Give only the number of lines in these records that contain the word "background".

══════

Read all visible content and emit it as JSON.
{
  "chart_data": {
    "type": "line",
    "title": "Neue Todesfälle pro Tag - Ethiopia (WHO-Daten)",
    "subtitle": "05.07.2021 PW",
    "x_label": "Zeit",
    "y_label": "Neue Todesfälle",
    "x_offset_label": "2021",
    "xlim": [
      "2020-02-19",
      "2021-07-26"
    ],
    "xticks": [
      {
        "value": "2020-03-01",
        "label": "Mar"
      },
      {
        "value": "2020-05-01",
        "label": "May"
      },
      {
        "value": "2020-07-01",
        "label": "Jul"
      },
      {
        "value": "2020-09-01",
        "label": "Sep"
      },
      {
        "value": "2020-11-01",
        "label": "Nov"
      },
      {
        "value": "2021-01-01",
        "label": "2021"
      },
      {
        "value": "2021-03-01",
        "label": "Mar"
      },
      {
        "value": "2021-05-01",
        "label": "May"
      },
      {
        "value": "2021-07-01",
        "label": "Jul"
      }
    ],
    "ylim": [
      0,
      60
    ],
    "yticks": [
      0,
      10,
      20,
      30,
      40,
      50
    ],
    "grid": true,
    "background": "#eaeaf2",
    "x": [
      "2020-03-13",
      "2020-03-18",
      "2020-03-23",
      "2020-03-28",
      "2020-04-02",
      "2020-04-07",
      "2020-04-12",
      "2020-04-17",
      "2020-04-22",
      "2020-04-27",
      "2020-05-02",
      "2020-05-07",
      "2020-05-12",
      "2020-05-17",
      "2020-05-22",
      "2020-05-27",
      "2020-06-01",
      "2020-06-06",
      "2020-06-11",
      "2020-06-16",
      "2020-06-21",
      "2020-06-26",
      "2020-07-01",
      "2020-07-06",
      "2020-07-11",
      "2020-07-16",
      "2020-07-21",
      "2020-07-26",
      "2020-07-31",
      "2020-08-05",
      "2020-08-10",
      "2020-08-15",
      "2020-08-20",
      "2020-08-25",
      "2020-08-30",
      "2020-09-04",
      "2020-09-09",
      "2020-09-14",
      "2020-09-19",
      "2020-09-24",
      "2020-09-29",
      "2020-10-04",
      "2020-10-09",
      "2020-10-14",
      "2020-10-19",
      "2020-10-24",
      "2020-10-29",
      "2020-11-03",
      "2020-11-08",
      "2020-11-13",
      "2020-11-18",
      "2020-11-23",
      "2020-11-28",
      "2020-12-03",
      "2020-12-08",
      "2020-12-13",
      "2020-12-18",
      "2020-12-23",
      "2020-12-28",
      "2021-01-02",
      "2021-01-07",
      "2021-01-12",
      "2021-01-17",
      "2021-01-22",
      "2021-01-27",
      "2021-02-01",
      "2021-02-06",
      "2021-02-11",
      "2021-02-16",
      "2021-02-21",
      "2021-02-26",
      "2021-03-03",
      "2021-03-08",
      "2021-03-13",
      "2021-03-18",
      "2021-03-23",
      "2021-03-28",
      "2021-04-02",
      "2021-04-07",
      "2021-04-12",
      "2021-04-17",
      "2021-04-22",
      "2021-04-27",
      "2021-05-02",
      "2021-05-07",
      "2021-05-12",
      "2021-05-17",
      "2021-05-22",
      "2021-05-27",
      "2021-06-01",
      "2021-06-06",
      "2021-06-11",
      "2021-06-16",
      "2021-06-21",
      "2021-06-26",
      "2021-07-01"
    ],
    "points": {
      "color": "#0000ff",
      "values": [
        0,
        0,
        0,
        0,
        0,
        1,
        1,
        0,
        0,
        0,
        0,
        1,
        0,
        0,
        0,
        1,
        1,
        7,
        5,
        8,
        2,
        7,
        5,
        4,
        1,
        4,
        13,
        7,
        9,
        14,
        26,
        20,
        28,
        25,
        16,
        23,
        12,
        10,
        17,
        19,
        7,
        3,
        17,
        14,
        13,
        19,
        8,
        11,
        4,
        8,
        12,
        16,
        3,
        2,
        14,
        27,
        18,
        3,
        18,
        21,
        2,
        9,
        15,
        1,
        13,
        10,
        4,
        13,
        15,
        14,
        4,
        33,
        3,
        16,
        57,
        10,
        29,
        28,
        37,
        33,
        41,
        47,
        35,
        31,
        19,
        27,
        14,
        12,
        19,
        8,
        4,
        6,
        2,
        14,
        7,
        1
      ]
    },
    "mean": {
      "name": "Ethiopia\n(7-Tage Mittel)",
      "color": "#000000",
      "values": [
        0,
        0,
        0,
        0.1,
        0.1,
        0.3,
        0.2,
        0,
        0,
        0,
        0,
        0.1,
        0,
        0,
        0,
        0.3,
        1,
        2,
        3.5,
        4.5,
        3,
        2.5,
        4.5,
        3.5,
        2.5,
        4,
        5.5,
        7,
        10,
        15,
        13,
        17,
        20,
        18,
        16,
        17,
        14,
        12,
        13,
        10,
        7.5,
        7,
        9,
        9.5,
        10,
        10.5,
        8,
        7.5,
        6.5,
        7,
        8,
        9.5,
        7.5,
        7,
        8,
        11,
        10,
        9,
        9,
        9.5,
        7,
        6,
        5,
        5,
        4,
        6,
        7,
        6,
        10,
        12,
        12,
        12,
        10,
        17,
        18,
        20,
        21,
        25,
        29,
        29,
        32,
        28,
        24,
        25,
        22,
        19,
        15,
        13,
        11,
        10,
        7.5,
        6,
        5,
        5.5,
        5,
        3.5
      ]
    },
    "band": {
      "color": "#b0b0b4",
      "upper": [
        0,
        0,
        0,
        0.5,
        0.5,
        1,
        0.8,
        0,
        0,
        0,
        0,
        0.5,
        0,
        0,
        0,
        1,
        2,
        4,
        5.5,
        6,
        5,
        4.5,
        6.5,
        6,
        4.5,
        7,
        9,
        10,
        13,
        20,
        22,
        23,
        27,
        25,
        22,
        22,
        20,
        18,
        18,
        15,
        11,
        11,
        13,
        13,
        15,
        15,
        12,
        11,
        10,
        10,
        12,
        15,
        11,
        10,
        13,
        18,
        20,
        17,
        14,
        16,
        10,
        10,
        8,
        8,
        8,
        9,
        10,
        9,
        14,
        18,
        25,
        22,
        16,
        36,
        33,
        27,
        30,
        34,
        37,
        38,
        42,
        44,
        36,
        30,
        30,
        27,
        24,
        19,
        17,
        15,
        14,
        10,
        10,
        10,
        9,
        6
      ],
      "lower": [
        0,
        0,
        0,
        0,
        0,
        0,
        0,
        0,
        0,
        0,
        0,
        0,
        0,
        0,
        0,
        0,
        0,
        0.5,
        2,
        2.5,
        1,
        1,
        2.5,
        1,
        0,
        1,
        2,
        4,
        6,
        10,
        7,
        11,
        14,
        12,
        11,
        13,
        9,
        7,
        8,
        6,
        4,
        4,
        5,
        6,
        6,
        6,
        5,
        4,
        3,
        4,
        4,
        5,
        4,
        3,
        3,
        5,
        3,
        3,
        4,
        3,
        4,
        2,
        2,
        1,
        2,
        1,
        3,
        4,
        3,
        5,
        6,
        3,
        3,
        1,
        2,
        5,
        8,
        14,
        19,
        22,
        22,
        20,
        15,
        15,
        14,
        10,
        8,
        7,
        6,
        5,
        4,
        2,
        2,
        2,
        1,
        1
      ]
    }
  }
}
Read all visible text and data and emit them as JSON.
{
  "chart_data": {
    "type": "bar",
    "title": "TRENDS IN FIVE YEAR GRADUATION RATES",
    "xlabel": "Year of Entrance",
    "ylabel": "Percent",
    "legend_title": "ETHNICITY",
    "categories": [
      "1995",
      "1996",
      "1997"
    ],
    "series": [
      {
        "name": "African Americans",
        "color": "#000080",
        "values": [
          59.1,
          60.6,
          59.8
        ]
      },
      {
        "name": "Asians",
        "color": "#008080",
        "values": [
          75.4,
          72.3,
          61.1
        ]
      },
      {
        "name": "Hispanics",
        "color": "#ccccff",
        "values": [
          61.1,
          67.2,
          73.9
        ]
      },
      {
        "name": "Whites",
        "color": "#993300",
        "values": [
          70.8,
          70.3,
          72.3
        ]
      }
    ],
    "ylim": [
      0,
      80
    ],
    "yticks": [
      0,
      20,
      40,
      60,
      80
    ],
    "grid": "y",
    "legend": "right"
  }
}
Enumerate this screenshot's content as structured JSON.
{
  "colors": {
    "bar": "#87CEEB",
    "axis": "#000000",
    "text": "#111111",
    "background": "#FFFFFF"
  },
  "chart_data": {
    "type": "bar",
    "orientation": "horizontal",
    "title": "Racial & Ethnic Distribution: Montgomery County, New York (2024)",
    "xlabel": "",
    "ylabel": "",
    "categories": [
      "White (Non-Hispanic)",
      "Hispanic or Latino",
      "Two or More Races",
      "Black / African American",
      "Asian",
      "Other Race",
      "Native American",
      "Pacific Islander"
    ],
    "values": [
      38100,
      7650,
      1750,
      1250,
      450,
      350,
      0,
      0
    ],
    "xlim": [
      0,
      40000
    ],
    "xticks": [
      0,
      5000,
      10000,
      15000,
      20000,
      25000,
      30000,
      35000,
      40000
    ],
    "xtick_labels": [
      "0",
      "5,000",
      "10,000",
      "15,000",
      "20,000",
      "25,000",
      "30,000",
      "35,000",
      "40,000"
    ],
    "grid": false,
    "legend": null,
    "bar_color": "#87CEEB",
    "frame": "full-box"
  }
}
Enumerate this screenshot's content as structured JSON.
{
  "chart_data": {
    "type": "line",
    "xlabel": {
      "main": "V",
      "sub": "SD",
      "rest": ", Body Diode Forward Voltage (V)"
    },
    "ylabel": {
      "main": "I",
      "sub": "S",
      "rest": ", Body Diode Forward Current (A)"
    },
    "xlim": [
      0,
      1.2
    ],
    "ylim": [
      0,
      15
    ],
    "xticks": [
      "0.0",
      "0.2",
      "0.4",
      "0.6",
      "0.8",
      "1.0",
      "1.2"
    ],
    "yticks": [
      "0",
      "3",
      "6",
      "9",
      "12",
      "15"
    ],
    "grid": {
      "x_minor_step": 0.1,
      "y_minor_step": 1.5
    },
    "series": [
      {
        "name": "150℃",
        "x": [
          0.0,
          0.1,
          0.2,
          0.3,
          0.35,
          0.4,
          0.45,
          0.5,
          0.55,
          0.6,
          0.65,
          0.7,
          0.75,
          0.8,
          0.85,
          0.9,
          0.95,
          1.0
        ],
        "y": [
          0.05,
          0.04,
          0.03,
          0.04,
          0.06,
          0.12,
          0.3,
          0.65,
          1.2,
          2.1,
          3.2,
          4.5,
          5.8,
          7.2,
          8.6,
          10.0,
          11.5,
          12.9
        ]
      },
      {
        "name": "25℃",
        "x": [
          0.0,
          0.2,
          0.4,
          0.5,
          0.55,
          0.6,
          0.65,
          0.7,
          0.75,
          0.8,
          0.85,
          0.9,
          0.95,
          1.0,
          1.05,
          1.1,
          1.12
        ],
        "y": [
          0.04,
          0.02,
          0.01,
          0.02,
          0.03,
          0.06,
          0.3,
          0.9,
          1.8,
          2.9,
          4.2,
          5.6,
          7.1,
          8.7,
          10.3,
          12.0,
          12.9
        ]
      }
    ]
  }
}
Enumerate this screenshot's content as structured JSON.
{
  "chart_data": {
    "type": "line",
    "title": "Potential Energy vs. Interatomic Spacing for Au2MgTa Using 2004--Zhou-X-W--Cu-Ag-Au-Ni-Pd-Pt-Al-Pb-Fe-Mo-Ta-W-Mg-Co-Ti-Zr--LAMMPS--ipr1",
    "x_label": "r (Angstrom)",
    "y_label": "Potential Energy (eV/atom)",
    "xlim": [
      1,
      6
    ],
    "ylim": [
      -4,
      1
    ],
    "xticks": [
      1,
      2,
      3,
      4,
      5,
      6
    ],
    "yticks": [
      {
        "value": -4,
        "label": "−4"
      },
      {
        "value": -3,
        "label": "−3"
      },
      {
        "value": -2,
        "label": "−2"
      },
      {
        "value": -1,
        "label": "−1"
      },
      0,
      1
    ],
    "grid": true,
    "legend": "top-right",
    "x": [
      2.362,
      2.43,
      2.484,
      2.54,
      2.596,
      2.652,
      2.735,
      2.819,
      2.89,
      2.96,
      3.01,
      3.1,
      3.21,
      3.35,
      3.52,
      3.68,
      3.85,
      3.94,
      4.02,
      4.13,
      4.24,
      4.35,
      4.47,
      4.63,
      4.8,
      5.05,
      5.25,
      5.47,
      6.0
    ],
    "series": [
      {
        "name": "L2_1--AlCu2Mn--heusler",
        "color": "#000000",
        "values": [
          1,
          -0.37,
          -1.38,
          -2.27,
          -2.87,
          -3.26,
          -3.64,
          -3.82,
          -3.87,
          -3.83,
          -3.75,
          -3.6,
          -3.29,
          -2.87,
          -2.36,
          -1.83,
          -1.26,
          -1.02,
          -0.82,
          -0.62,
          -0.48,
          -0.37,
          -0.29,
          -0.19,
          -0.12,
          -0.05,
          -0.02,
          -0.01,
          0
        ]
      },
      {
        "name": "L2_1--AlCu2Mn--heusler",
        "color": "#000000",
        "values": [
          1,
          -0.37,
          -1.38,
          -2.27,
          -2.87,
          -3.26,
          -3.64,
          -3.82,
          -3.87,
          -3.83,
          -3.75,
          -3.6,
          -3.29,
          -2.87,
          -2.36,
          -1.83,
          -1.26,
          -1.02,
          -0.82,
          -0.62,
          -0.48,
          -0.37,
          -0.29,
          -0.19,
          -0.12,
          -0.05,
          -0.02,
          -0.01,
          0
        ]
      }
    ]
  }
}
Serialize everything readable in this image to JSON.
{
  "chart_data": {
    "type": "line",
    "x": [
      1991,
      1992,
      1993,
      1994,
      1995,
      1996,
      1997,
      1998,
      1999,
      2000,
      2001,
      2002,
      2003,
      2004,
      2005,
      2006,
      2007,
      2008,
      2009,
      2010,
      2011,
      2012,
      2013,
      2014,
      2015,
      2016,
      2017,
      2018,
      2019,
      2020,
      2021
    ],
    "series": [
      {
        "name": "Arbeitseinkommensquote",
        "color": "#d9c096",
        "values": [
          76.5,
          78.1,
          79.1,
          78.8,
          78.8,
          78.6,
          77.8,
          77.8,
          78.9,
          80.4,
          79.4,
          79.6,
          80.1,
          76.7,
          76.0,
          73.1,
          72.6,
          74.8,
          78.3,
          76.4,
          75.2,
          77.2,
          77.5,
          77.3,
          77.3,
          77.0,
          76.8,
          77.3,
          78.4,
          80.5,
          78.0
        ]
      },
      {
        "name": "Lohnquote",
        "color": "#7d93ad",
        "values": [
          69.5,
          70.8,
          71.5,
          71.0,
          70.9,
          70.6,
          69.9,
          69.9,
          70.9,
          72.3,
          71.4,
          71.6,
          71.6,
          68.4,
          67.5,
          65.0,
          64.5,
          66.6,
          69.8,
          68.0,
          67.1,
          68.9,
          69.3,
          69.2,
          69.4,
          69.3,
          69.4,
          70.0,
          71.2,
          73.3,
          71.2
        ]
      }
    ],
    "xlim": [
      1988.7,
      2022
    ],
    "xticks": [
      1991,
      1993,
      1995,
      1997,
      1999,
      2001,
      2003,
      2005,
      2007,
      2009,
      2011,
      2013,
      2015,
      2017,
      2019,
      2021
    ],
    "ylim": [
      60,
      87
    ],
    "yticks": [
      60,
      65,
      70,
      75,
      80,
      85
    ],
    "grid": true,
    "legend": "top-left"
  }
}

══════

_COMPLETE OUTPUT_
2